Instructions to follow.
Scan the listing below and copy every line holding "senticosus".

Dataset entries.

***

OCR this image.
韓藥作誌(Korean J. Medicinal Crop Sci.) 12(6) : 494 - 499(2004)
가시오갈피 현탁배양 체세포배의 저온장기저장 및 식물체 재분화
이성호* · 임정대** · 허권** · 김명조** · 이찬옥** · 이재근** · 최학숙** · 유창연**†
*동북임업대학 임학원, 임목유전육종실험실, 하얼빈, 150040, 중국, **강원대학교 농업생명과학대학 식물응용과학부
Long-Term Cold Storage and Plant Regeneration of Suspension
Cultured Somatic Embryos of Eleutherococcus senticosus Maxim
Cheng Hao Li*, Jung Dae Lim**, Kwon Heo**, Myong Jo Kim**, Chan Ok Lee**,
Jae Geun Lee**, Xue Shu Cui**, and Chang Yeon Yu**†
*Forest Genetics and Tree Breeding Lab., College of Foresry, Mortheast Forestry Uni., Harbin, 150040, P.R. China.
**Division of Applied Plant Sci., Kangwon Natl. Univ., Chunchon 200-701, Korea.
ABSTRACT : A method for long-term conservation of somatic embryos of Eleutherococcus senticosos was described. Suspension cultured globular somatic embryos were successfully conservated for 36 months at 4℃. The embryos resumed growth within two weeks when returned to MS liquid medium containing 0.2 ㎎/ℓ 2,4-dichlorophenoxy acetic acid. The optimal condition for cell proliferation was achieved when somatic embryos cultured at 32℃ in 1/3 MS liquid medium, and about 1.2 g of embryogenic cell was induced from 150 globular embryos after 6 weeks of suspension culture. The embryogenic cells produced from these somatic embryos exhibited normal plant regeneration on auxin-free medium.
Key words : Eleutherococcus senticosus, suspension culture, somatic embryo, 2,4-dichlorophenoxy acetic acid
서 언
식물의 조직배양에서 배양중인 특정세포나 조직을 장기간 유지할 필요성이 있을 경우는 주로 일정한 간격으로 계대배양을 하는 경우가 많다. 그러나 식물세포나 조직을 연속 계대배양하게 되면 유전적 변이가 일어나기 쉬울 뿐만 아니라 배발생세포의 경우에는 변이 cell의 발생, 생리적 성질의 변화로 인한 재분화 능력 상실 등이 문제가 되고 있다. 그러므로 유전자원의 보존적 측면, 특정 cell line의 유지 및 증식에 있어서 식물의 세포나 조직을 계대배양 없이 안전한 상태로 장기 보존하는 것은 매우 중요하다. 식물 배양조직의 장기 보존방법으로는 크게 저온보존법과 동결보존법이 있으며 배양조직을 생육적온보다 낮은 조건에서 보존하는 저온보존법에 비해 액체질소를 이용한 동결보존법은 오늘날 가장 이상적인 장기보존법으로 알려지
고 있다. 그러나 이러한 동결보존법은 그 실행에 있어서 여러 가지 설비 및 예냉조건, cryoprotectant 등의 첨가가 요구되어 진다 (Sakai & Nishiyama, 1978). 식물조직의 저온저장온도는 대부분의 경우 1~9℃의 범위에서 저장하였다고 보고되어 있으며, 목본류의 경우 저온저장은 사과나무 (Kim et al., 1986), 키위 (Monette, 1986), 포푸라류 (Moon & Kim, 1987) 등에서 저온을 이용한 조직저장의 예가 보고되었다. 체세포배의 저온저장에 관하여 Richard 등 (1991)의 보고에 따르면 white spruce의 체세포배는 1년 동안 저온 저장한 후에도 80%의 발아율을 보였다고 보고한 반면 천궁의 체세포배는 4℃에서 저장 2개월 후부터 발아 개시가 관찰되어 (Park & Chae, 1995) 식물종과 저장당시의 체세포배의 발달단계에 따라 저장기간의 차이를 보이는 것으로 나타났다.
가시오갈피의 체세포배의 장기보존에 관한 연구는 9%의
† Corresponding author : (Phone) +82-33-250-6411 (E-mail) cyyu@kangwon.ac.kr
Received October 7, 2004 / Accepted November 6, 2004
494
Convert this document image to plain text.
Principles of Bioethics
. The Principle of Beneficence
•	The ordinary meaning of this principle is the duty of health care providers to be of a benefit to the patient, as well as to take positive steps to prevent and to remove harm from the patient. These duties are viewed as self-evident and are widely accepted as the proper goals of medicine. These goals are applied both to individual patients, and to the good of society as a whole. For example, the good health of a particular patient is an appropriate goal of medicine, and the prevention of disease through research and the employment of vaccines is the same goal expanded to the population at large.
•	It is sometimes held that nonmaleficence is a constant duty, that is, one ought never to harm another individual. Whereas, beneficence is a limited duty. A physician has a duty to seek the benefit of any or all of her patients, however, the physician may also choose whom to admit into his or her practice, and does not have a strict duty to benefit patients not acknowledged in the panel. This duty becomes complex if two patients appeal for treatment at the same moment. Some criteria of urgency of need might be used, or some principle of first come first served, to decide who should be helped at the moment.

***

Solution for this task.
Cultured Somatic Embryos of Eleutherococcus senticosus Maxim
Key words : Eleutherococcus senticosus, suspension culture, somatic embryo, 2,4-dichlorophenoxy acetic acid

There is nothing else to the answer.